[Task statement]
Repeat the records word for word, excluding any picture.

[Data for this task]
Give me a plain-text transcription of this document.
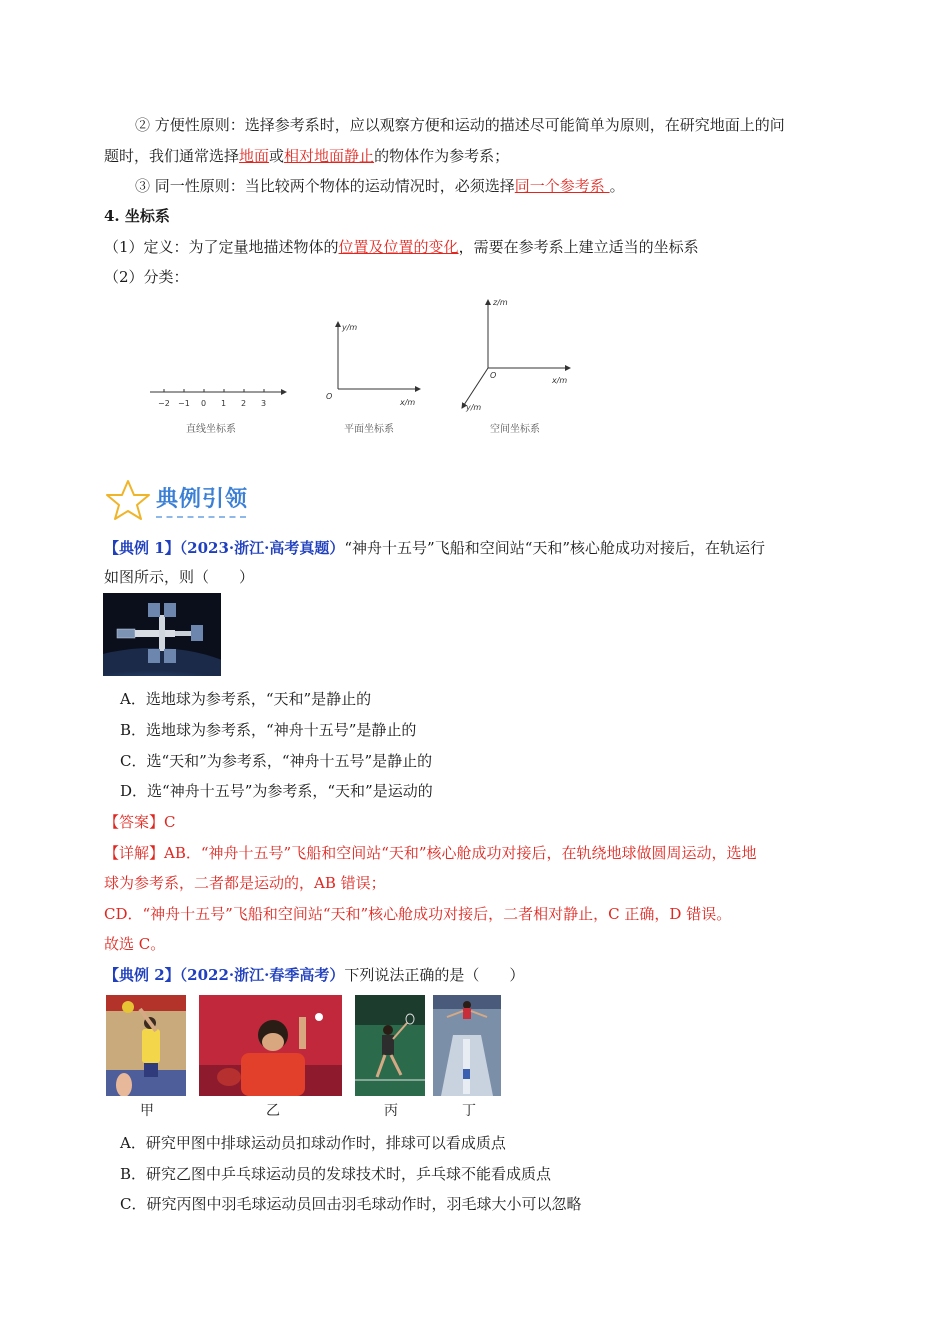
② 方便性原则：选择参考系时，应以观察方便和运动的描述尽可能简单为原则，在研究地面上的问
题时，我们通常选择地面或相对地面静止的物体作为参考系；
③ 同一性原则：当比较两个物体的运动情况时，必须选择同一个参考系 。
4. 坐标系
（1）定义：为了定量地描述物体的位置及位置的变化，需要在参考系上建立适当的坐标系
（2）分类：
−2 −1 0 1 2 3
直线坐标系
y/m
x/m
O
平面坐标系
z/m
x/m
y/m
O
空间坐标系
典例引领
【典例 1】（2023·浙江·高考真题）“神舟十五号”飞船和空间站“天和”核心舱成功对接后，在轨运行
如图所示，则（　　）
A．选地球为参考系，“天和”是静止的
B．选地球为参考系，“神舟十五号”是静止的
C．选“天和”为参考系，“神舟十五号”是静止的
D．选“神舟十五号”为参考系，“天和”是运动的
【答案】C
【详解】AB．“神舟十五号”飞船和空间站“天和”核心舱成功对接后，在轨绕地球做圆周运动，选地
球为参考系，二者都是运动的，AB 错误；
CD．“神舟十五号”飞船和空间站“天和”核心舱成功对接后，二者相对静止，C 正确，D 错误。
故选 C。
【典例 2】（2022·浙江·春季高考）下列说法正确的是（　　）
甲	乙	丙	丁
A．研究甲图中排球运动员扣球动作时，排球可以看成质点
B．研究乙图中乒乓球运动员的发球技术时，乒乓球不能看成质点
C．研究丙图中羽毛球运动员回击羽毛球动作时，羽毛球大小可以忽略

[Solution to this exercise]
Give me a plain-text transcription of this document.
② 方便性原则：选择参考系时，应以观察方便和运动的描述尽可能简单为原则，在研究地面上的问
题时，我们通常选择地面或相对地面静止的物体作为参考系；
③ 同一性原则：当比较两个物体的运动情况时，必须选择同一个参考系 。
4. 坐标系
（1）定义：为了定量地描述物体的位置及位置的变化，需要在参考系上建立适当的坐标系
（2）分类：
−2 −1 0 1 2 3
直线坐标系
y/m
x/m
O
平面坐标系
z/m
x/m
y/m
O
空间坐标系
典例引领
【典例 1】（2023·浙江·高考真题）“神舟十五号”飞船和空间站“天和”核心舱成功对接后，在轨运行
如图所示，则（　　）
A．选地球为参考系，“天和”是静止的
B．选地球为参考系，“神舟十五号”是静止的
C．选“天和”为参考系，“神舟十五号”是静止的
D．选“神舟十五号”为参考系，“天和”是运动的
【答案】C
【详解】AB．“神舟十五号”飞船和空间站“天和”核心舱成功对接后，在轨绕地球做圆周运动，选地
球为参考系，二者都是运动的，AB 错误；
CD．“神舟十五号”飞船和空间站“天和”核心舱成功对接后，二者相对静止，C 正确，D 错误。
故选 C。
【典例 2】（2022·浙江·春季高考）下列说法正确的是（　　）
甲	乙	丙	丁
A．研究甲图中排球运动员扣球动作时，排球可以看成质点
B．研究乙图中乒乓球运动员的发球技术时，乒乓球不能看成质点
C．研究丙图中羽毛球运动员回击羽毛球动作时，羽毛球大小可以忽略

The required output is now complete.